Are you able to quote each entry exactly as written?

## Material to process
──────────
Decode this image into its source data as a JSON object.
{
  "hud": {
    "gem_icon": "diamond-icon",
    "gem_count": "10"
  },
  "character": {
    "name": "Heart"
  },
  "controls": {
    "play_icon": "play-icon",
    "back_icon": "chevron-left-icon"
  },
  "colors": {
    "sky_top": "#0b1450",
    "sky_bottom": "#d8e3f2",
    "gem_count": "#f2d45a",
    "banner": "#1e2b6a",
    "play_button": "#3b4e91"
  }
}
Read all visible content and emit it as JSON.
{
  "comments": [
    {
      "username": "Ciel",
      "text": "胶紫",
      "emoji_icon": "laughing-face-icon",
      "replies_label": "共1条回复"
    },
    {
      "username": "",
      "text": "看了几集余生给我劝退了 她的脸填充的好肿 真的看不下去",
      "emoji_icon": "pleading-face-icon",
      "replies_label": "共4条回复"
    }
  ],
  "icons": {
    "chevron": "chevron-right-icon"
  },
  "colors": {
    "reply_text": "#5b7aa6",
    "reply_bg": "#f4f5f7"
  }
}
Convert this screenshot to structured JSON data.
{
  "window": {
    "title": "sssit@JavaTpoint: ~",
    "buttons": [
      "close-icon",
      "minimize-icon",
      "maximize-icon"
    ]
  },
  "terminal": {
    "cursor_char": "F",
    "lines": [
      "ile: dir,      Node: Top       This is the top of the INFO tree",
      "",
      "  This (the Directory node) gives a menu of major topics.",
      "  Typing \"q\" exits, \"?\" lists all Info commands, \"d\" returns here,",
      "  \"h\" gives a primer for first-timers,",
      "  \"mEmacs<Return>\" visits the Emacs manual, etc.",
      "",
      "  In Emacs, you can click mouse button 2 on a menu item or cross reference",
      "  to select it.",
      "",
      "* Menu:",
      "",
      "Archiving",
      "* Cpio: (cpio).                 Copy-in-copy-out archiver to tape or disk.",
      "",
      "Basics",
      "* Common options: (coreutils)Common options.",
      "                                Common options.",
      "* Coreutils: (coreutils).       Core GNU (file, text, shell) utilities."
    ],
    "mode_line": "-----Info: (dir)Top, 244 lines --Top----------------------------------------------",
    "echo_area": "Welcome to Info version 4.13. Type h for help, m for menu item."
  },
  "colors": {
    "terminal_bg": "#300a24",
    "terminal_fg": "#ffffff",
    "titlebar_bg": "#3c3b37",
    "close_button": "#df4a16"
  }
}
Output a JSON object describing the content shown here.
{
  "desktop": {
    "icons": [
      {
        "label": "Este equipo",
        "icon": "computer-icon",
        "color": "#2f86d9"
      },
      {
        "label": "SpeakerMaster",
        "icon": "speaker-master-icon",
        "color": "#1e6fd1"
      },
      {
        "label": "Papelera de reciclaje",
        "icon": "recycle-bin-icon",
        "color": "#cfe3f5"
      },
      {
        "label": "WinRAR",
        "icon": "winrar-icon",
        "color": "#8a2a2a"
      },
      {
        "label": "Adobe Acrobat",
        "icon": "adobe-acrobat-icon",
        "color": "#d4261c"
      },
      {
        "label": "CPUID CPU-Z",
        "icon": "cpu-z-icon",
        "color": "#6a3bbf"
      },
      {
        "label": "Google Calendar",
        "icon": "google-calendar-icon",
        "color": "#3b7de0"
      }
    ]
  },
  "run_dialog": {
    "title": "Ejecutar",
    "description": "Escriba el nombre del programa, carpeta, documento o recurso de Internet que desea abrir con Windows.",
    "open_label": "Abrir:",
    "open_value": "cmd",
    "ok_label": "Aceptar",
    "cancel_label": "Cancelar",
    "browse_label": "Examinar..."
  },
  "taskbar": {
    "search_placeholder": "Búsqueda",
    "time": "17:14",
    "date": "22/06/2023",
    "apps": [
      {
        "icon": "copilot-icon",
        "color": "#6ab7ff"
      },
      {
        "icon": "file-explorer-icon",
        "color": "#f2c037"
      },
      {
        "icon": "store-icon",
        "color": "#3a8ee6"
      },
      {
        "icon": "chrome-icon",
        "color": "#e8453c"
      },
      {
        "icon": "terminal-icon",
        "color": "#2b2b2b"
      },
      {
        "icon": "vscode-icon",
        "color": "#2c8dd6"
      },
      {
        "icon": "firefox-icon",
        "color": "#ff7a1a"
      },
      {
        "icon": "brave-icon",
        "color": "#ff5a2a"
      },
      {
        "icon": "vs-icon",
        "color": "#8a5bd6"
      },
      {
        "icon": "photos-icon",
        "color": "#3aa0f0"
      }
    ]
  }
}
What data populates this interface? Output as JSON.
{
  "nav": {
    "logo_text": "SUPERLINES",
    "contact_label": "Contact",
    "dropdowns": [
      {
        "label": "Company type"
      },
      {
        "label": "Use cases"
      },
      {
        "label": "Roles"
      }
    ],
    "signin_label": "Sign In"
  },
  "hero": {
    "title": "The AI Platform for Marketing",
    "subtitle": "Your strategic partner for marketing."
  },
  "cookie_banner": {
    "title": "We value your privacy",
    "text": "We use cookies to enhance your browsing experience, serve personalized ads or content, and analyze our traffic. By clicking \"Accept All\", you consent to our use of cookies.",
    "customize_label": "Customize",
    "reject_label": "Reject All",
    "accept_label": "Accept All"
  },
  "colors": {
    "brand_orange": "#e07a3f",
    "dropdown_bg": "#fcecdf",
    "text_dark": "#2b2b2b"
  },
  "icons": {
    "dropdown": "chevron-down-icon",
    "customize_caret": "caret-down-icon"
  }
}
──────────
## Final answer
Decode this image into its source data as a JSON object.
{
  "hud": {
    "gem_icon": "diamond-icon",
    "gem_count": "10"
  },
  "character": {
    "name": "Heart"
  },
  "controls": {
    "play_icon": "play-icon",
    "back_icon": "chevron-left-icon"
  },
  "colors": {
    "sky_top": "#0b1450",
    "sky_bottom": "#d8e3f2",
    "gem_count": "#f2d45a",
    "banner": "#1e2b6a",
    "play_button": "#3b4e91"
  }
}
Read all visible content and emit it as JSON.
{
  "comments": [
    {
      "username": "Ciel",
      "text": "胶紫",
      "emoji_icon": "laughing-face-icon",
      "replies_label": "共1条回复"
    },
    {
      "username": "",
      "text": "看了几集余生给我劝退了 她的脸填充的好肿 真的看不下去",
      "emoji_icon": "pleading-face-icon",
      "replies_label": "共4条回复"
    }
  ],
  "icons": {
    "chevron": "chevron-right-icon"
  },
  "colors": {
    "reply_text": "#5b7aa6",
    "reply_bg": "#f4f5f7"
  }
}
Convert this screenshot to structured JSON data.
{
  "window": {
    "title": "sssit@JavaTpoint: ~",
    "buttons": [
      "close-icon",
      "minimize-icon",
      "maximize-icon"
    ]
  },
  "terminal": {
    "cursor_char": "F",
    "lines": [
      "ile: dir,      Node: Top       This is the top of the INFO tree",
      "",
      "  This (the Directory node) gives a menu of major topics.",
      "  Typing \"q\" exits, \"?\" lists all Info commands, \"d\" returns here,",
      "  \"h\" gives a primer for first-timers,",
      "  \"mEmacs<Return>\" visits the Emacs manual, etc.",
      "",
      "  In Emacs, you can click mouse button 2 on a menu item or cross reference",
      "  to select it.",
      "",
      "* Menu:",
      "",
      "Archiving",
      "* Cpio: (cpio).                 Copy-in-copy-out archiver to tape or disk.",
      "",
      "Basics",
      "* Common options: (coreutils)Common options.",
      "                                Common options.",
      "* Coreutils: (coreutils).       Core GNU (file, text, shell) utilities."
    ],
    "mode_line": "-----Info: (dir)Top, 244 lines --Top----------------------------------------------",
    "echo_area": "Welcome to Info version 4.13. Type h for help, m for menu item."
  },
  "colors": {
    "terminal_bg": "#300a24",
    "terminal_fg": "#ffffff",
    "titlebar_bg": "#3c3b37",
    "close_button": "#df4a16"
  }
}
Output a JSON object describing the content shown here.
{
  "desktop": {
    "icons": [
      {
        "label": "Este equipo",
        "icon": "computer-icon",
        "color": "#2f86d9"
      },
      {
        "label": "SpeakerMaster",
        "icon": "speaker-master-icon",
        "color": "#1e6fd1"
      },
      {
        "label": "Papelera de reciclaje",
        "icon": "recycle-bin-icon",
        "color": "#cfe3f5"
      },
      {
        "label": "WinRAR",
        "icon": "winrar-icon",
        "color": "#8a2a2a"
      },
      {
        "label": "Adobe Acrobat",
        "icon": "adobe-acrobat-icon",
        "color": "#d4261c"
      },
      {
        "label": "CPUID CPU-Z",
        "icon": "cpu-z-icon",
        "color": "#6a3bbf"
      },
      {
        "label": "Google Calendar",
        "icon": "google-calendar-icon",
        "color": "#3b7de0"
      }
    ]
  },
  "run_dialog": {
    "title": "Ejecutar",
    "description": "Escriba el nombre del programa, carpeta, documento o recurso de Internet que desea abrir con Windows.",
    "open_label": "Abrir:",
    "open_value": "cmd",
    "ok_label": "Aceptar",
    "cancel_label": "Cancelar",
    "browse_label": "Examinar..."
  },
  "taskbar": {
    "search_placeholder": "Búsqueda",
    "time": "17:14",
    "date": "22/06/2023",
    "apps": [
      {
        "icon": "copilot-icon",
        "color": "#6ab7ff"
      },
      {
        "icon": "file-explorer-icon",
        "color": "#f2c037"
      },
      {
        "icon": "store-icon",
        "color": "#3a8ee6"
      },
      {
        "icon": "chrome-icon",
        "color": "#e8453c"
      },
      {
        "icon": "terminal-icon",
        "color": "#2b2b2b"
      },
      {
        "icon": "vscode-icon",
        "color": "#2c8dd6"
      },
      {
        "icon": "firefox-icon",
        "color": "#ff7a1a"
      },
      {
        "icon": "brave-icon",
        "color": "#ff5a2a"
      },
      {
        "icon": "vs-icon",
        "color": "#8a5bd6"
      },
      {
        "icon": "photos-icon",
        "color": "#3aa0f0"
      }
    ]
  }
}
What data populates this interface? Output as JSON.
{
  "nav": {
    "logo_text": "SUPERLINES",
    "contact_label": "Contact",
    "dropdowns": [
      {
        "label": "Company type"
      },
      {
        "label": "Use cases"
      },
      {
        "label": "Roles"
      }
    ],
    "signin_label": "Sign In"
  },
  "hero": {
    "title": "The AI Platform for Marketing",
    "subtitle": "Your strategic partner for marketing."
  },
  "cookie_banner": {
    "title": "We value your privacy",
    "text": "We use cookies to enhance your browsing experience, serve personalized ads or content, and analyze our traffic. By clicking \"Accept All\", you consent to our use of cookies.",
    "customize_label": "Customize",
    "reject_label": "Reject All",
    "accept_label": "Accept All"
  },
  "colors": {
    "brand_orange": "#e07a3f",
    "dropdown_bg": "#fcecdf",
    "text_dark": "#2b2b2b"
  },
  "icons": {
    "dropdown": "chevron-down-icon",
    "customize_caret": "caret-down-icon"
  }
}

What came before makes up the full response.